[Start of EXERCISE MATERIAL]

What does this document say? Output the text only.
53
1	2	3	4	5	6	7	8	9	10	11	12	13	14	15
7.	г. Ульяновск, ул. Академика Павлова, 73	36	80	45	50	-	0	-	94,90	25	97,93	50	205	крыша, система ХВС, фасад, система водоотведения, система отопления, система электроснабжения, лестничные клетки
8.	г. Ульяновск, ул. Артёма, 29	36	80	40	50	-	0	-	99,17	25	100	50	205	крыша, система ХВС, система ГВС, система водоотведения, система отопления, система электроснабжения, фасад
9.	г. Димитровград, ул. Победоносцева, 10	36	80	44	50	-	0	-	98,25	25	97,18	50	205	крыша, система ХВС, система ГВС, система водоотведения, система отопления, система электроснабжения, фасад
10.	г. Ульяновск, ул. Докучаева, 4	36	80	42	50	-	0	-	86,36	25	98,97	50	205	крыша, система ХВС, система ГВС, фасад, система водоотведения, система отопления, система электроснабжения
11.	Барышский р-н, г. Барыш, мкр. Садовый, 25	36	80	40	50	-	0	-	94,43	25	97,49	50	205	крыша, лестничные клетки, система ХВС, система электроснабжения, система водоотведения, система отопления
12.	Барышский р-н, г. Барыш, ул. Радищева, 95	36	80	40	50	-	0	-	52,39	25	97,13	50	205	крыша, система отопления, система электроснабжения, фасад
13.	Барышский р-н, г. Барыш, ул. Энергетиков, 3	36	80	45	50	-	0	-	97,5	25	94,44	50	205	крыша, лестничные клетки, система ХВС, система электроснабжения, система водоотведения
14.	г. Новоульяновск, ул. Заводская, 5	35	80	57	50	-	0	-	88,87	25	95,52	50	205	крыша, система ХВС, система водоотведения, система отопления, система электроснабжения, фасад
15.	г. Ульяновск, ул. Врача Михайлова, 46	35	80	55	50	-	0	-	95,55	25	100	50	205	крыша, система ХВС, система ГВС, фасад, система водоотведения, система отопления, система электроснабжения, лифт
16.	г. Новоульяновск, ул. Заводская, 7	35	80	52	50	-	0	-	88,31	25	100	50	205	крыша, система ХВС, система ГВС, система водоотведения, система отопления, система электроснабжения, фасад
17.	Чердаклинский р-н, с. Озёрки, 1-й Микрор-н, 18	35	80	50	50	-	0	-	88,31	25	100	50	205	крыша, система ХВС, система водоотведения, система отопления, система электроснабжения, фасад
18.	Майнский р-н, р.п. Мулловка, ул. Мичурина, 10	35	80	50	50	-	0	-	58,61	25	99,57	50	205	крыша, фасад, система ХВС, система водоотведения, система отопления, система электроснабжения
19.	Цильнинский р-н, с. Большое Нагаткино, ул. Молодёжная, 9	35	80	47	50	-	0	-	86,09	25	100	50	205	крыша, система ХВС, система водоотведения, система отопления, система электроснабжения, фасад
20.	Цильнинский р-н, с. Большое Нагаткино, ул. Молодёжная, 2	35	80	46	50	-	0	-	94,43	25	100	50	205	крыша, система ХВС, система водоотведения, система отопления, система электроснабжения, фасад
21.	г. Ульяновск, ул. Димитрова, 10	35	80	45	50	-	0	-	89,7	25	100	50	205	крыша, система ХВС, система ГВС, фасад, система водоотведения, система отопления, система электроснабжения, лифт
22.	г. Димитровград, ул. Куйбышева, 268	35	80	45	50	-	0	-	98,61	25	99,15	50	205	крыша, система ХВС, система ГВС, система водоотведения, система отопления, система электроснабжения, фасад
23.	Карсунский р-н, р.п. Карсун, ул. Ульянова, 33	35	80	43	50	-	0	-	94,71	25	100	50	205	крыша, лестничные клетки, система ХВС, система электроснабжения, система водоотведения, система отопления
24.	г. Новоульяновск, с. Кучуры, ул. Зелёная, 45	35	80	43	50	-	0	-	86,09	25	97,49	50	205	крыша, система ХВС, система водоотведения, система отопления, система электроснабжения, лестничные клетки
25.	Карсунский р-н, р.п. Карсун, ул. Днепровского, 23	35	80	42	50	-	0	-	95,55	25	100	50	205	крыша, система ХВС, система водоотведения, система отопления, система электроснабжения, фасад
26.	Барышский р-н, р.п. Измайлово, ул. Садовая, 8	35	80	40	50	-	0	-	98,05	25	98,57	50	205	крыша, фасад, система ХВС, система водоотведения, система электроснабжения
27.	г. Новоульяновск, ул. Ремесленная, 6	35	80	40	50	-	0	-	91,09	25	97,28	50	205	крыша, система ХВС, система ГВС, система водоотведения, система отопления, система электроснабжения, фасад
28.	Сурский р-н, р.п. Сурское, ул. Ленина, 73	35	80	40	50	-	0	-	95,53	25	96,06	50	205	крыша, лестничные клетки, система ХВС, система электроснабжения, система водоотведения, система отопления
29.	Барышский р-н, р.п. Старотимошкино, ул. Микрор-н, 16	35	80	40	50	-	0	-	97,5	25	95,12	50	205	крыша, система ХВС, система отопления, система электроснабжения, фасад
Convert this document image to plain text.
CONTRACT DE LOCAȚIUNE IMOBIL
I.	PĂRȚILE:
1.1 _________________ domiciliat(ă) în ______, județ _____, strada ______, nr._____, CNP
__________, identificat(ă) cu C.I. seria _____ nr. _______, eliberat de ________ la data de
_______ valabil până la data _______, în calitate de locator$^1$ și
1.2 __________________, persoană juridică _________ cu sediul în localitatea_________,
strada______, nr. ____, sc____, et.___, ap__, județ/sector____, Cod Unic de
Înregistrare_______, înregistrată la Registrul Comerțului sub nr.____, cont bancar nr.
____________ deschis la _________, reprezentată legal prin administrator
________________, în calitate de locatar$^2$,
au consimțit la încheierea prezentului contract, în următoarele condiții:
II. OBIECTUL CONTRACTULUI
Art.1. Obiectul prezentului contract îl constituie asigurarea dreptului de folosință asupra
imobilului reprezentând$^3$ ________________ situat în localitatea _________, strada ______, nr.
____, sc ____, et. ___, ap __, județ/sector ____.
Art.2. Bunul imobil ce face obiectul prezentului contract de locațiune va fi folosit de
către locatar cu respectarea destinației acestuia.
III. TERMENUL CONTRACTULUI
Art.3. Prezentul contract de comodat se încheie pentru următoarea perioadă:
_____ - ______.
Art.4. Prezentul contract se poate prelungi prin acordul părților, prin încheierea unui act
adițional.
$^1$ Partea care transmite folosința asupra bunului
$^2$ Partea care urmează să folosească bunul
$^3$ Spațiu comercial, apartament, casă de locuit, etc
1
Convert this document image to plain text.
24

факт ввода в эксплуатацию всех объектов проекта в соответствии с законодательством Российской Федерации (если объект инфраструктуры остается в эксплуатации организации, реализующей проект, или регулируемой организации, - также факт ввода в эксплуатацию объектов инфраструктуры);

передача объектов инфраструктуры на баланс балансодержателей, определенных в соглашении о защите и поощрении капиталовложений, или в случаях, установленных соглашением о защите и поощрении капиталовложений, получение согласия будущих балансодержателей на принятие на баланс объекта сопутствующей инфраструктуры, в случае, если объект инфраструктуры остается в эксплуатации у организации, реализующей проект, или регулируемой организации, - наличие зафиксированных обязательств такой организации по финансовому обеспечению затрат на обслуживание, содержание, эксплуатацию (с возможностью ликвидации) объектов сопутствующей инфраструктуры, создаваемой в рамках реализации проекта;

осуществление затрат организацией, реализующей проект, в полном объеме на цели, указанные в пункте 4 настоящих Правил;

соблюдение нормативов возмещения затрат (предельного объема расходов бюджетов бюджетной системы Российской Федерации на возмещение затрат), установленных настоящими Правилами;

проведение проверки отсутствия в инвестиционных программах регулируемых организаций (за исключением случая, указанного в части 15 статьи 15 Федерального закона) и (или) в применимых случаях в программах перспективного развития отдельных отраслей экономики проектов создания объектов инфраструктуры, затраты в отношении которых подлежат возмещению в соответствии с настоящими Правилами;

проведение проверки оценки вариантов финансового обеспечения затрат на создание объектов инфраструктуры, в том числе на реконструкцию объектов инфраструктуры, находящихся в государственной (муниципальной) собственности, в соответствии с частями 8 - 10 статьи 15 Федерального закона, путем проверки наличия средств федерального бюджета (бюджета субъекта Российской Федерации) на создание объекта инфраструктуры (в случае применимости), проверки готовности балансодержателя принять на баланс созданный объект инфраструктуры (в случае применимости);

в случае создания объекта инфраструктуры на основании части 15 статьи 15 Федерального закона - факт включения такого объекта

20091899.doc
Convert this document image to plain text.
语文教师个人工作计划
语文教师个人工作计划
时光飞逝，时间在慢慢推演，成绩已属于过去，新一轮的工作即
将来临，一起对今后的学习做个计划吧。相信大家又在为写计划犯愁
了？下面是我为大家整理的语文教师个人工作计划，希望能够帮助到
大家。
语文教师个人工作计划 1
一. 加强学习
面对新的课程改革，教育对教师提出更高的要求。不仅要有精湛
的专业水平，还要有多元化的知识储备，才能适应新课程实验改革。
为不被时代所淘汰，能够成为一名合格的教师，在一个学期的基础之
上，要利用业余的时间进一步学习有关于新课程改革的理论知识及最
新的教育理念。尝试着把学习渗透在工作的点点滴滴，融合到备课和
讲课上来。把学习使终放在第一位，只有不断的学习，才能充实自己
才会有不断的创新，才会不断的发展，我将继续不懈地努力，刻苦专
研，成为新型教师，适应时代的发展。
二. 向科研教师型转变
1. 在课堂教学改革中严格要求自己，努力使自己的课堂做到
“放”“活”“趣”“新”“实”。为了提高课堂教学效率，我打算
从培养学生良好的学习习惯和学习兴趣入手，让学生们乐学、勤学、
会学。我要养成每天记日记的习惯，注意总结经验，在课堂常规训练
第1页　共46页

[End of EXERCISE MATERIAL]

__STATED PROBLEM__
Look through the entries above and count each line holding "locatar"; report the count alone.

__FULL RESPONSE__
2